Input data.
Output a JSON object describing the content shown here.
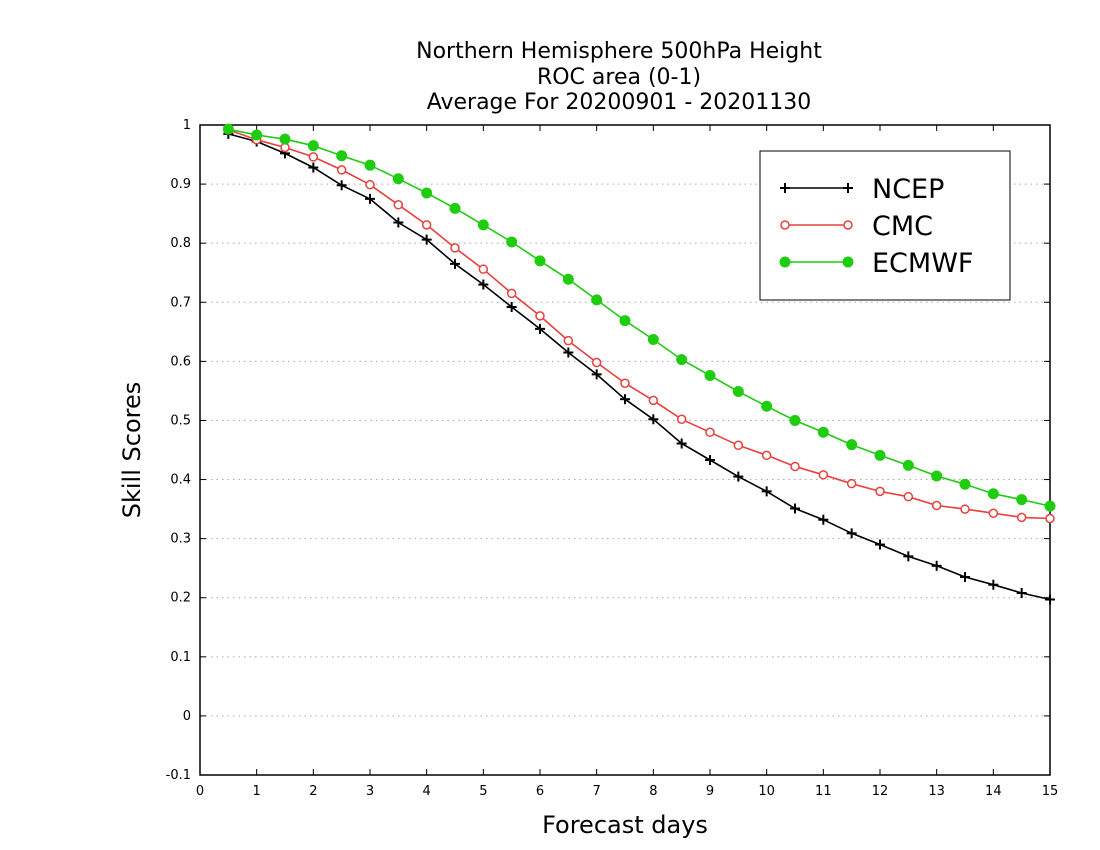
{
  "chart_data": {
    "type": "line",
    "title_lines": [
      "Northern Hemisphere 500hPa Height",
      "ROC area (0-1)",
      "Average For 20200901 - 20201130"
    ],
    "xlabel": "Forecast days",
    "ylabel": "Skill Scores",
    "xlim": [
      0,
      15
    ],
    "ylim": [
      -0.1,
      1
    ],
    "xticks": [
      "0",
      "1",
      "2",
      "3",
      "4",
      "5",
      "6",
      "7",
      "8",
      "9",
      "10",
      "11",
      "12",
      "13",
      "14",
      "15"
    ],
    "yticks": [
      "-0.1",
      "0",
      "0.1",
      "0.2",
      "0.3",
      "0.4",
      "0.5",
      "0.6",
      "0.7",
      "0.8",
      "0.9",
      "1"
    ],
    "grid": "horizontal dotted",
    "legend_position": "top-right",
    "x": [
      0.5,
      1,
      1.5,
      2,
      2.5,
      3,
      3.5,
      4,
      4.5,
      5,
      5.5,
      6,
      6.5,
      7,
      7.5,
      8,
      8.5,
      9,
      9.5,
      10,
      10.5,
      11,
      11.5,
      12,
      12.5,
      13,
      13.5,
      14,
      14.5,
      15
    ],
    "series": [
      {
        "name": "NCEP",
        "color": "#000000",
        "marker": "plus",
        "values": [
          0.985,
          0.972,
          0.952,
          0.928,
          0.898,
          0.875,
          0.835,
          0.806,
          0.765,
          0.73,
          0.692,
          0.655,
          0.615,
          0.578,
          0.536,
          0.502,
          0.461,
          0.433,
          0.405,
          0.38,
          0.351,
          0.332,
          0.309,
          0.29,
          0.27,
          0.254,
          0.235,
          0.222,
          0.208,
          0.197
        ]
      },
      {
        "name": "CMC",
        "color": "#e8403c",
        "marker": "open-circle",
        "values": [
          0.992,
          0.975,
          0.962,
          0.946,
          0.924,
          0.899,
          0.865,
          0.831,
          0.792,
          0.756,
          0.715,
          0.677,
          0.635,
          0.598,
          0.563,
          0.534,
          0.502,
          0.48,
          0.458,
          0.441,
          0.422,
          0.408,
          0.393,
          0.38,
          0.371,
          0.356,
          0.35,
          0.343,
          0.336,
          0.334
        ]
      },
      {
        "name": "ECMWF",
        "color": "#1fcc10",
        "marker": "filled-circle",
        "values": [
          0.993,
          0.983,
          0.976,
          0.965,
          0.948,
          0.932,
          0.909,
          0.885,
          0.859,
          0.831,
          0.802,
          0.77,
          0.739,
          0.704,
          0.669,
          0.637,
          0.603,
          0.576,
          0.549,
          0.524,
          0.5,
          0.48,
          0.459,
          0.441,
          0.424,
          0.406,
          0.392,
          0.376,
          0.366,
          0.355
        ]
      }
    ]
  }
}
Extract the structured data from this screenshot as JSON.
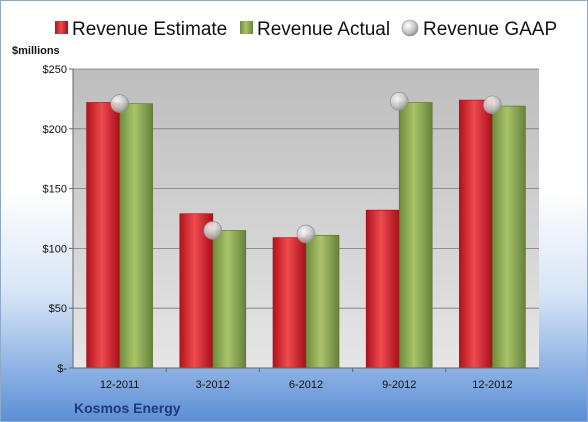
{
  "chart_data": {
    "type": "bar",
    "title": "",
    "unit_label": "$millions",
    "company": "Kosmos Energy",
    "categories": [
      "12-2011",
      "3-2012",
      "6-2012",
      "9-2012",
      "12-2012"
    ],
    "series": [
      {
        "name": "Revenue Estimate",
        "type": "bar",
        "color": "#d0202a",
        "values": [
          222,
          129,
          109,
          132,
          224
        ]
      },
      {
        "name": "Revenue Actual",
        "type": "bar",
        "color": "#8aaa4e",
        "values": [
          221,
          115,
          111,
          222,
          219
        ]
      },
      {
        "name": "Revenue GAAP",
        "type": "marker",
        "color": "#b8b8b8",
        "values": [
          221,
          115,
          112,
          223,
          220
        ]
      }
    ],
    "ylim": [
      0,
      250
    ],
    "yticks": [
      0,
      50,
      100,
      150,
      200,
      250
    ],
    "ytick_labels": [
      "$-",
      "$50",
      "$100",
      "$150",
      "$200",
      "$250"
    ],
    "grid": true,
    "legend": "top"
  }
}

Exercise aim.
Go through the entries above and output them exactly, without pictures.

The reply.
Output a JSON object describing the content shown here.
{
  "chart_data": {
    "type": "line",
    "title_lines": [
      "Northern Hemisphere 500hPa Height",
      "ROC area (0-1)",
      "Average For 20200901 - 20201130"
    ],
    "xlabel": "Forecast days",
    "ylabel": "Skill Scores",
    "xlim": [
      0,
      15
    ],
    "ylim": [
      -0.1,
      1
    ],
    "xticks": [
      "0",
      "1",
      "2",
      "3",
      "4",
      "5",
      "6",
      "7",
      "8",
      "9",
      "10",
      "11",
      "12",
      "13",
      "14",
      "15"
    ],
    "yticks": [
      "-0.1",
      "0",
      "0.1",
      "0.2",
      "0.3",
      "0.4",
      "0.5",
      "0.6",
      "0.7",
      "0.8",
      "0.9",
      "1"
    ],
    "grid": "horizontal dotted",
    "legend_position": "top-right",
    "x": [
      0.5,
      1,
      1.5,
      2,
      2.5,
      3,
      3.5,
      4,
      4.5,
      5,
      5.5,
      6,
      6.5,
      7,
      7.5,
      8,
      8.5,
      9,
      9.5,
      10,
      10.5,
      11,
      11.5,
      12,
      12.5,
      13,
      13.5,
      14,
      14.5,
      15
    ],
    "series": [
      {
        "name": "NCEP",
        "color": "#000000",
        "marker": "plus",
        "values": [
          0.985,
          0.972,
          0.952,
          0.928,
          0.898,
          0.875,
          0.835,
          0.806,
          0.765,
          0.73,
          0.692,
          0.655,
          0.615,
          0.578,
          0.536,
          0.502,
          0.461,
          0.433,
          0.405,
          0.38,
          0.351,
          0.332,
          0.309,
          0.29,
          0.27,
          0.254,
          0.235,
          0.222,
          0.208,
          0.197
        ]
      },
      {
        "name": "CMC",
        "color": "#e8403c",
        "marker": "open-circle",
        "values": [
          0.992,
          0.975,
          0.962,
          0.946,
          0.924,
          0.899,
          0.865,
          0.831,
          0.792,
          0.756,
          0.715,
          0.677,
          0.635,
          0.598,
          0.563,
          0.534,
          0.502,
          0.48,
          0.458,
          0.441,
          0.422,
          0.408,
          0.393,
          0.38,
          0.371,
          0.356,
          0.35,
          0.343,
          0.336,
          0.334
        ]
      },
      {
        "name": "ECMWF",
        "color": "#1fcc10",
        "marker": "filled-circle",
        "values": [
          0.993,
          0.983,
          0.976,
          0.965,
          0.948,
          0.932,
          0.909,
          0.885,
          0.859,
          0.831,
          0.802,
          0.77,
          0.739,
          0.704,
          0.669,
          0.637,
          0.603,
          0.576,
          0.549,
          0.524,
          0.5,
          0.48,
          0.459,
          0.441,
          0.424,
          0.406,
          0.392,
          0.376,
          0.366,
          0.355
        ]
      }
    ]
  }
}
Extract the structured data from this screenshot as JSON.
{
  "chart_data": {
    "type": "bar",
    "title": "",
    "unit_label": "$millions",
    "company": "Kosmos Energy",
    "categories": [
      "12-2011",
      "3-2012",
      "6-2012",
      "9-2012",
      "12-2012"
    ],
    "series": [
      {
        "name": "Revenue Estimate",
        "type": "bar",
        "color": "#d0202a",
        "values": [
          222,
          129,
          109,
          132,
          224
        ]
      },
      {
        "name": "Revenue Actual",
        "type": "bar",
        "color": "#8aaa4e",
        "values": [
          221,
          115,
          111,
          222,
          219
        ]
      },
      {
        "name": "Revenue GAAP",
        "type": "marker",
        "color": "#b8b8b8",
        "values": [
          221,
          115,
          112,
          223,
          220
        ]
      }
    ],
    "ylim": [
      0,
      250
    ],
    "yticks": [
      0,
      50,
      100,
      150,
      200,
      250
    ],
    "ytick_labels": [
      "$-",
      "$50",
      "$100",
      "$150",
      "$200",
      "$250"
    ],
    "grid": true,
    "legend": "top"
  }
}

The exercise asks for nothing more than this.